Extracted data entries =>
----------------

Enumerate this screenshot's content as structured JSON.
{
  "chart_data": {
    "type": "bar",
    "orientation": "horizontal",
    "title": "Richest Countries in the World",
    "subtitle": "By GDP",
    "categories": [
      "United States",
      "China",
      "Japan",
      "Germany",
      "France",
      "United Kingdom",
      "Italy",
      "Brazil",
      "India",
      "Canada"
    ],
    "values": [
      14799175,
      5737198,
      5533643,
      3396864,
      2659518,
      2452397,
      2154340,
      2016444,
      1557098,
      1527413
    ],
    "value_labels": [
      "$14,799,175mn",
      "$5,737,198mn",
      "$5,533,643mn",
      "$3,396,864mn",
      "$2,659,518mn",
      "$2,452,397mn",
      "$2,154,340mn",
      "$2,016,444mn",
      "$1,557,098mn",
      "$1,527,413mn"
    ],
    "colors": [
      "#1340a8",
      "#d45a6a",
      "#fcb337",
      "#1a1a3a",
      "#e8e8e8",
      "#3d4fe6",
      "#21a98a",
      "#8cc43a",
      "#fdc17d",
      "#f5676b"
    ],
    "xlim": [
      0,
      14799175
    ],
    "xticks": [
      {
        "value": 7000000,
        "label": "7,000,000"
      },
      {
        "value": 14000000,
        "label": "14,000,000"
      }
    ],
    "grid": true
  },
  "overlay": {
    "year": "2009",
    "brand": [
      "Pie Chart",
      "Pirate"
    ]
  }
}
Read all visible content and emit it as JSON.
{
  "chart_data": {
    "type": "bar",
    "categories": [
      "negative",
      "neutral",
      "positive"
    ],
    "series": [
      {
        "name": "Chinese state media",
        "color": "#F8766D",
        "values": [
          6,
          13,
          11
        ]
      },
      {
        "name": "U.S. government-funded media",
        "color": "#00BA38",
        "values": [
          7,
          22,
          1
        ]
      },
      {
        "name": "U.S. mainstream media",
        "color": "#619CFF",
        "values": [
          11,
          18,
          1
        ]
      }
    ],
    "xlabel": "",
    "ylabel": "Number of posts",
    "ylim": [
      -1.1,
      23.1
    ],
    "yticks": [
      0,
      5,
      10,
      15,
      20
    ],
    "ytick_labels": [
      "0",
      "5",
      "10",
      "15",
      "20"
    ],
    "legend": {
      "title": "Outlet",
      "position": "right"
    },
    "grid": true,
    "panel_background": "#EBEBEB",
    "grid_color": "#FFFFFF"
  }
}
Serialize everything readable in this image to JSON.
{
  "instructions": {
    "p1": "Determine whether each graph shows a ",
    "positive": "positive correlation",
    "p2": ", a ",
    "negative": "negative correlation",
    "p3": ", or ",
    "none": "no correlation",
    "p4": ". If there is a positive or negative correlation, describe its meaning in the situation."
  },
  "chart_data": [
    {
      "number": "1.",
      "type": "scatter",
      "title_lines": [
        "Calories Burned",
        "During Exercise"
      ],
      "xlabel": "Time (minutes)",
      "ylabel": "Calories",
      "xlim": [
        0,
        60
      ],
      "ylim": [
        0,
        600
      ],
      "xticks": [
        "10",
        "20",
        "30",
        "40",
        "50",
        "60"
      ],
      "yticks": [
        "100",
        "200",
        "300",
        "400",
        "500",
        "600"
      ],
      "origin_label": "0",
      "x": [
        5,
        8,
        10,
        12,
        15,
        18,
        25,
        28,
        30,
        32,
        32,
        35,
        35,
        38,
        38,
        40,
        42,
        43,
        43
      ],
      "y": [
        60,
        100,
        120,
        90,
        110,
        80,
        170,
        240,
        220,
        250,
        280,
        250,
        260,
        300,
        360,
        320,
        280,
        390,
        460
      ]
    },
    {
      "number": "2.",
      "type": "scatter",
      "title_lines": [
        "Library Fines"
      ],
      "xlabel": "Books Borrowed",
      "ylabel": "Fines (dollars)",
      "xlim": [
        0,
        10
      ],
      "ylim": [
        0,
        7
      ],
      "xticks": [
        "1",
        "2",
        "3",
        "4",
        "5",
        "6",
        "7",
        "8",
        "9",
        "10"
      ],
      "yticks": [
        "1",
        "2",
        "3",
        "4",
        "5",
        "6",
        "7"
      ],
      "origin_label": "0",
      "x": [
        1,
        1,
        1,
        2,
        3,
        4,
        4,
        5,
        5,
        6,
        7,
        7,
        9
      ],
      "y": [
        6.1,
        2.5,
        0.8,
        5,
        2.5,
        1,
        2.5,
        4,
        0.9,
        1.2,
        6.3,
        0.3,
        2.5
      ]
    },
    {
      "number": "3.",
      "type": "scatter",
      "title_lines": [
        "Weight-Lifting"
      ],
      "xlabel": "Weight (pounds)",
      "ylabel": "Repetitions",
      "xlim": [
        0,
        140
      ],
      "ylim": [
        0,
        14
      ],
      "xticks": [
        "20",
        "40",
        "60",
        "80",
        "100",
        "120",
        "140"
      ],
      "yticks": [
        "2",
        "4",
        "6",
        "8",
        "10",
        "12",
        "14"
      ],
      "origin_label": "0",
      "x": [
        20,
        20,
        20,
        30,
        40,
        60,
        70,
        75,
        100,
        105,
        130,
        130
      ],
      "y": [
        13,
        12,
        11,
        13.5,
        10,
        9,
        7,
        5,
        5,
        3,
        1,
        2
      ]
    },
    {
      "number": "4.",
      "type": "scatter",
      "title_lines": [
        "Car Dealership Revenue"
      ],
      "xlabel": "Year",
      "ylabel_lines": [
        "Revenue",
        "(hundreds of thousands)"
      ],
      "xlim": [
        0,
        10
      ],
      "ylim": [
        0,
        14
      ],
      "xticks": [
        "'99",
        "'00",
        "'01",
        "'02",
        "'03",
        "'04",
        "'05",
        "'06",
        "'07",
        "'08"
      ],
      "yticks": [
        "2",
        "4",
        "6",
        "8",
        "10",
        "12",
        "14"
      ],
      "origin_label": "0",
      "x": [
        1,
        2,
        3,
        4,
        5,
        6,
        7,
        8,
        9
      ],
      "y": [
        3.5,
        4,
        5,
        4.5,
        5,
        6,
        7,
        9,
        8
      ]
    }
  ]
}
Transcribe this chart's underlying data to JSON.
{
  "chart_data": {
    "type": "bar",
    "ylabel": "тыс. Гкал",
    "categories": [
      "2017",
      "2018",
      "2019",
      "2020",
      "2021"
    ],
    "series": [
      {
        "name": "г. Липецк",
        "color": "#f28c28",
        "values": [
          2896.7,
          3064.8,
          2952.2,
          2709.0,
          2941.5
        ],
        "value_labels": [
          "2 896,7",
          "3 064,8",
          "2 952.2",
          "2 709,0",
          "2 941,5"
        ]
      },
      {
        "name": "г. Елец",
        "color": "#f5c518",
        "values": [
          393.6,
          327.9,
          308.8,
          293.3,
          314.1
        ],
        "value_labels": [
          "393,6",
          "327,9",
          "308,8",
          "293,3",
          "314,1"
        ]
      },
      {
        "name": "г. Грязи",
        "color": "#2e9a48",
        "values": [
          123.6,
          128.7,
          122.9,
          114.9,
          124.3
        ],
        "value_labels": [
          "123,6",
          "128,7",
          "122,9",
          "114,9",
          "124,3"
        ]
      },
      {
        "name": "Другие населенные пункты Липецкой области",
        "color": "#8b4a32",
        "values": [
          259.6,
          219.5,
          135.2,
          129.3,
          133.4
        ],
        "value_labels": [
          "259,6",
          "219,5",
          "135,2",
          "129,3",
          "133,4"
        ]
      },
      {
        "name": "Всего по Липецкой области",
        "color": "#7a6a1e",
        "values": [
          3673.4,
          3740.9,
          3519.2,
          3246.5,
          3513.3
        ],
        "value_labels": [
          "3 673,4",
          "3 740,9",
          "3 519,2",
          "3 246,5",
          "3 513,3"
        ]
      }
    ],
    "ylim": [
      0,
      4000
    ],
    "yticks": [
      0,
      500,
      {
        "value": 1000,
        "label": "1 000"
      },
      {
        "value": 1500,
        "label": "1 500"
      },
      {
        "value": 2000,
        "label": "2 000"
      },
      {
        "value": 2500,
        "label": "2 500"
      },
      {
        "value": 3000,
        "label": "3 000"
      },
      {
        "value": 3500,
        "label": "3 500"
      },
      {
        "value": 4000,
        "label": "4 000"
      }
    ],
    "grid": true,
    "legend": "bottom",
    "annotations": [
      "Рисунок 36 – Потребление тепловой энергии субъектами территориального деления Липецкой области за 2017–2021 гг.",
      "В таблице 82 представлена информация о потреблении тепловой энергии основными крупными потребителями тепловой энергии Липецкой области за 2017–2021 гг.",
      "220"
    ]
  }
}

----------------

REQUIREMENT =>
Identify the lines that hold the word "тепловой". Copy every one of them.

WRITTEN REPLY =>
      "Рисунок 36 – Потребление тепловой энергии субъектами территориального деления Липецкой области за 2017–2021 гг.",
      "В таблице 82 представлена информация о потреблении тепловой энергии основными крупными потребителями тепловой энергии Липецкой области за 2017–2021 гг.",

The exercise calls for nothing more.